── RECORDS FOR PROCESSING ──

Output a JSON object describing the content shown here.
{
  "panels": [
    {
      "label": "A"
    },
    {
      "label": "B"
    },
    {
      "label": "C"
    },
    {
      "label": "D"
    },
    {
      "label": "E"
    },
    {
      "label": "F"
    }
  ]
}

───

» **DIRECTIONS FOR THIS TASK**:
Output the records exactly, including every line.

» **REPLY TO THE EXERCISE**:
Output a JSON object describing the content shown here.
{
  "panels": [
    {
      "label": "A"
    },
    {
      "label": "B"
    },
    {
      "label": "C"
    },
    {
      "label": "D"
    },
    {
      "label": "E"
    },
    {
      "label": "F"
    }
  ]
}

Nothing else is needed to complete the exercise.